## Task directions
The records should be written out in full, with nothing altered.

## Entries provided
══════════════════════════════
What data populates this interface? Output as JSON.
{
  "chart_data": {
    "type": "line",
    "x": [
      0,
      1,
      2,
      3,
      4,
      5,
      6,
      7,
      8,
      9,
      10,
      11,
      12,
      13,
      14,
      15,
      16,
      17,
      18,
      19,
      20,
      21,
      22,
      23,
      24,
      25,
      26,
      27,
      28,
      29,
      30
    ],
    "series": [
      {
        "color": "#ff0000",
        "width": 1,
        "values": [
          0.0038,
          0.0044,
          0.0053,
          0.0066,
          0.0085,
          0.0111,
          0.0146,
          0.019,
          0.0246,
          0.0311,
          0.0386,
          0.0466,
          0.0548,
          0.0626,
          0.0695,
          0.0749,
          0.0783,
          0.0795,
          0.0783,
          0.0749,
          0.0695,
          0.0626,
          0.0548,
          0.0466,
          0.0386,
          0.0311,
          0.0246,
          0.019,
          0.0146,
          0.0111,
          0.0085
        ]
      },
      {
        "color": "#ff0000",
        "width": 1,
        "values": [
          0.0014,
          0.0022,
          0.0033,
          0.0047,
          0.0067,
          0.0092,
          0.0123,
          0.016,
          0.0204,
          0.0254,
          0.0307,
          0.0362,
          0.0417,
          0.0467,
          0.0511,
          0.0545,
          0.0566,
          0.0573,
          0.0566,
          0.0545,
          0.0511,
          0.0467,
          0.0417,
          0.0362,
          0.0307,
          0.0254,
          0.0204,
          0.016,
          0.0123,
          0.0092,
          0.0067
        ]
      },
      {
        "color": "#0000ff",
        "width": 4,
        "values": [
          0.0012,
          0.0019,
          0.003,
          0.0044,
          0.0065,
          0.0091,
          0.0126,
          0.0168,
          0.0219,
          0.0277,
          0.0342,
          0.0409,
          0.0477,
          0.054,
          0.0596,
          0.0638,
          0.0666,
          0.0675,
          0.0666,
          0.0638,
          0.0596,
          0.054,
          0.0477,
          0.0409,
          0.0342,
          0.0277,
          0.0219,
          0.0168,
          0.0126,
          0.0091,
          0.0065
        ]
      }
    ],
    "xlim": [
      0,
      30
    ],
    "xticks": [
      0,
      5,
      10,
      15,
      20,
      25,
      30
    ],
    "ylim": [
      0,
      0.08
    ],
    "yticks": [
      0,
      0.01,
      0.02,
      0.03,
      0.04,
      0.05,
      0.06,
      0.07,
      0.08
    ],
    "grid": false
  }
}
══════════════════════════════
## Exercise output
What data populates this interface? Output as JSON.
{
  "chart_data": {
    "type": "line",
    "x": [
      0,
      1,
      2,
      3,
      4,
      5,
      6,
      7,
      8,
      9,
      10,
      11,
      12,
      13,
      14,
      15,
      16,
      17,
      18,
      19,
      20,
      21,
      22,
      23,
      24,
      25,
      26,
      27,
      28,
      29,
      30
    ],
    "series": [
      {
        "color": "#ff0000",
        "width": 1,
        "values": [
          0.0038,
          0.0044,
          0.0053,
          0.0066,
          0.0085,
          0.0111,
          0.0146,
          0.019,
          0.0246,
          0.0311,
          0.0386,
          0.0466,
          0.0548,
          0.0626,
          0.0695,
          0.0749,
          0.0783,
          0.0795,
          0.0783,
          0.0749,
          0.0695,
          0.0626,
          0.0548,
          0.0466,
          0.0386,
          0.0311,
          0.0246,
          0.019,
          0.0146,
          0.0111,
          0.0085
        ]
      },
      {
        "color": "#ff0000",
        "width": 1,
        "values": [
          0.0014,
          0.0022,
          0.0033,
          0.0047,
          0.0067,
          0.0092,
          0.0123,
          0.016,
          0.0204,
          0.0254,
          0.0307,
          0.0362,
          0.0417,
          0.0467,
          0.0511,
          0.0545,
          0.0566,
          0.0573,
          0.0566,
          0.0545,
          0.0511,
          0.0467,
          0.0417,
          0.0362,
          0.0307,
          0.0254,
          0.0204,
          0.016,
          0.0123,
          0.0092,
          0.0067
        ]
      },
      {
        "color": "#0000ff",
        "width": 4,
        "values": [
          0.0012,
          0.0019,
          0.003,
          0.0044,
          0.0065,
          0.0091,
          0.0126,
          0.0168,
          0.0219,
          0.0277,
          0.0342,
          0.0409,
          0.0477,
          0.054,
          0.0596,
          0.0638,
          0.0666,
          0.0675,
          0.0666,
          0.0638,
          0.0596,
          0.054,
          0.0477,
          0.0409,
          0.0342,
          0.0277,
          0.0219,
          0.0168,
          0.0126,
          0.0091,
          0.0065
        ]
      }
    ],
    "xlim": [
      0,
      30
    ],
    "xticks": [
      0,
      5,
      10,
      15,
      20,
      25,
      30
    ],
    "ylim": [
      0,
      0.08
    ],
    "yticks": [
      0,
      0.01,
      0.02,
      0.03,
      0.04,
      0.05,
      0.06,
      0.07,
      0.08
    ],
    "grid": false
  }
}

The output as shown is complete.